» **Exercise brief**: Count how many lines have the word "JSON" in them. Reply with that number by itself.

» **Excerpted records**:
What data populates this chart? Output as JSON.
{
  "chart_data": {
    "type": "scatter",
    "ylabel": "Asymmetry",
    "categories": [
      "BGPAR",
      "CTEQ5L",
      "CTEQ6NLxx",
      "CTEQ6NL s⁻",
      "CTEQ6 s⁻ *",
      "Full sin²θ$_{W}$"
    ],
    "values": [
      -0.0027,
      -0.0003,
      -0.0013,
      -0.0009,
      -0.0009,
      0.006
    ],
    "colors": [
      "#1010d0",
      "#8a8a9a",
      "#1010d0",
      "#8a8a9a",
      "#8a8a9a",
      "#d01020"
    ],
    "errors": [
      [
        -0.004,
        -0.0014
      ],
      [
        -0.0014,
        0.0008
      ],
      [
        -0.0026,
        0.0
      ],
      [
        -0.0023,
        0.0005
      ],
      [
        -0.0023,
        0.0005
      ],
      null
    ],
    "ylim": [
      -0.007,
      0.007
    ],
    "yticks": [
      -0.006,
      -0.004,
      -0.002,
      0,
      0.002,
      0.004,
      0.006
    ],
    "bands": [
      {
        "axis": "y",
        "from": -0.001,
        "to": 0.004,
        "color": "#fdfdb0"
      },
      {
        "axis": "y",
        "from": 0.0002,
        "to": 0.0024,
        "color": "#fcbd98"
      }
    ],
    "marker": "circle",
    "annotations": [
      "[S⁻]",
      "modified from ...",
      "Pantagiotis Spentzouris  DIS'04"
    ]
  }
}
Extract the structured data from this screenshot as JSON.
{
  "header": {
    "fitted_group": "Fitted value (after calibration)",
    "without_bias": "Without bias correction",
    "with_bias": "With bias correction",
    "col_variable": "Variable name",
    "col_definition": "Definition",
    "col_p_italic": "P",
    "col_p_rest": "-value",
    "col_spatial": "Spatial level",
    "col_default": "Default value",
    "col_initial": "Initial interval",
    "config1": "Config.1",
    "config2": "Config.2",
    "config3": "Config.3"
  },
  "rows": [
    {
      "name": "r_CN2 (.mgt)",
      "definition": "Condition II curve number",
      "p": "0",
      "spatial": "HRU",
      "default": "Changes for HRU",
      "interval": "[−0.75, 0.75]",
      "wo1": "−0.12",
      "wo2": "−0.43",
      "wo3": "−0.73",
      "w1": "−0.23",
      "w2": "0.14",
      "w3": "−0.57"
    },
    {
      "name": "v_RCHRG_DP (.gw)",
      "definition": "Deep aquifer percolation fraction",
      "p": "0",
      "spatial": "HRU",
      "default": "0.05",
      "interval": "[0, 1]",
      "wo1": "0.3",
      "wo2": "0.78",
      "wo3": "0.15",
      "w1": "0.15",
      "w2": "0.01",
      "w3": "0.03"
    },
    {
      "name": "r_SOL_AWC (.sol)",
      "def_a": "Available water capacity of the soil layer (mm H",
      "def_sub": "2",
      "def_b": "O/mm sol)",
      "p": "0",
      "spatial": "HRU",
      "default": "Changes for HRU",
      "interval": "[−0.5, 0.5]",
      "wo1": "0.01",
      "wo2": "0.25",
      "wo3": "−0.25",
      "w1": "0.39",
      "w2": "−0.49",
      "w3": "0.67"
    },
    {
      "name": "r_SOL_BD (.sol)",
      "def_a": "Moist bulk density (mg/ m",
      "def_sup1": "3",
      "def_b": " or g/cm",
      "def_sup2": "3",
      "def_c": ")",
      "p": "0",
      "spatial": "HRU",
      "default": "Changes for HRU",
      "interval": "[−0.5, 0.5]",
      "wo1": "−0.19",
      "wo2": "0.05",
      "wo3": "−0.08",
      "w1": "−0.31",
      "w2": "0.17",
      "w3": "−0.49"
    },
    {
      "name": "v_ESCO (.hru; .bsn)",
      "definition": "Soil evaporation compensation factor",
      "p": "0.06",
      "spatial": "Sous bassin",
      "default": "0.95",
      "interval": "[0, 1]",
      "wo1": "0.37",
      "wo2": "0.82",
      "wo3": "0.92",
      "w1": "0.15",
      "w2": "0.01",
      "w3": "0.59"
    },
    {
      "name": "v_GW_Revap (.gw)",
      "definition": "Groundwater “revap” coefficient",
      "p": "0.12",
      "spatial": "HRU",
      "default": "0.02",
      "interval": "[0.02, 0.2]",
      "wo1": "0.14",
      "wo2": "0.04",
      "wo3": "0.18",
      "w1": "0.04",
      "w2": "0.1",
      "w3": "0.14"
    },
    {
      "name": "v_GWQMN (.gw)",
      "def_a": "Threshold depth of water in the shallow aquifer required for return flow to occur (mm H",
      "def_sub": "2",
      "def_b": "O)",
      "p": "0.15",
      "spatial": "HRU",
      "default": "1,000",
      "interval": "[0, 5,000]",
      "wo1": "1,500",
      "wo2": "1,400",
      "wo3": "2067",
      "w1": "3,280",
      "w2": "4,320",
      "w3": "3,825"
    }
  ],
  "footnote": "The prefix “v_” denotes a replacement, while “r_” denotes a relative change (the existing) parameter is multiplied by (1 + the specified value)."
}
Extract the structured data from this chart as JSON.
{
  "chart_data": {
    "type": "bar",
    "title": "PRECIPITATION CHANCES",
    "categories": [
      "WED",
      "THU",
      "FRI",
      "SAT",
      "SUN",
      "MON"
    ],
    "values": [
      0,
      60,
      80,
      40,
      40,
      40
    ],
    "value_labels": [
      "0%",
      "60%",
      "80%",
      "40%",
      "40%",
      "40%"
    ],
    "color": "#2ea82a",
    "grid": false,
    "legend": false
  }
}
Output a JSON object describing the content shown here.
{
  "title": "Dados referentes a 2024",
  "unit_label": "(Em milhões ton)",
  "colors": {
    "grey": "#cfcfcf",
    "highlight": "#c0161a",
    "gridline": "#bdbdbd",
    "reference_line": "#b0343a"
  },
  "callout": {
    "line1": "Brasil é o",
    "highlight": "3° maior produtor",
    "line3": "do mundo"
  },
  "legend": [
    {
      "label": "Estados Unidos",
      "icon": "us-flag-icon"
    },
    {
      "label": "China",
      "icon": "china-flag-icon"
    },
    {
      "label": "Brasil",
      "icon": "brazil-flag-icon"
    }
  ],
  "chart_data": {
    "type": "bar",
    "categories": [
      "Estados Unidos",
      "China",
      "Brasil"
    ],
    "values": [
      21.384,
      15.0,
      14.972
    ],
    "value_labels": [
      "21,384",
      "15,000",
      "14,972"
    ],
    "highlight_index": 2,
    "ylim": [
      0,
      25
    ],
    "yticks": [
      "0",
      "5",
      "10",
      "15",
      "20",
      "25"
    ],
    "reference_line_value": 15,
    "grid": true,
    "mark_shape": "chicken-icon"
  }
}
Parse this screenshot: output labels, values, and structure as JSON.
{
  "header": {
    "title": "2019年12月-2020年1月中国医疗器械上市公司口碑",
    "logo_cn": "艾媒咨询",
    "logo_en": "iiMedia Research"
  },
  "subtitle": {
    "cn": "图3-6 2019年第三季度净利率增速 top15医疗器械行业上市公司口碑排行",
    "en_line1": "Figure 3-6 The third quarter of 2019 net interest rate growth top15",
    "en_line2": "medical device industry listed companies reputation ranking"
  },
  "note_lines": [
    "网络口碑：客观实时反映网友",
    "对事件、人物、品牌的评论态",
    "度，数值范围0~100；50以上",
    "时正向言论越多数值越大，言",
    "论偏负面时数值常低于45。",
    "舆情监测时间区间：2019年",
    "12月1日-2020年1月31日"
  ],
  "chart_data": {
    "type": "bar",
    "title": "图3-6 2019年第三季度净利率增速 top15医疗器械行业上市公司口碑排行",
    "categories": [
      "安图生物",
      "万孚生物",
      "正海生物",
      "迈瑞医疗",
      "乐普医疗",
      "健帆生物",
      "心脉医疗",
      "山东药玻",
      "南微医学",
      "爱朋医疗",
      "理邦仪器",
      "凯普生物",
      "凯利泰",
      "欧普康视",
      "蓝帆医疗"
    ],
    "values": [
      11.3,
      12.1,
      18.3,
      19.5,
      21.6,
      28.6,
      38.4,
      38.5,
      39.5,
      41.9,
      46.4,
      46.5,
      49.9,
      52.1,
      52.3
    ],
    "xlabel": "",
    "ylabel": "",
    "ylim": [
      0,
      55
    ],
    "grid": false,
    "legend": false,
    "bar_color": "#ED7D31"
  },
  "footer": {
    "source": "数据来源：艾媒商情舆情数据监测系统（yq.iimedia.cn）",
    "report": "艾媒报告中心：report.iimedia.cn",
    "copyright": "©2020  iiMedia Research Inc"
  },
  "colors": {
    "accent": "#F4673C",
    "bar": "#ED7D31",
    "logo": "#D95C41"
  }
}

» **Completed task**: 5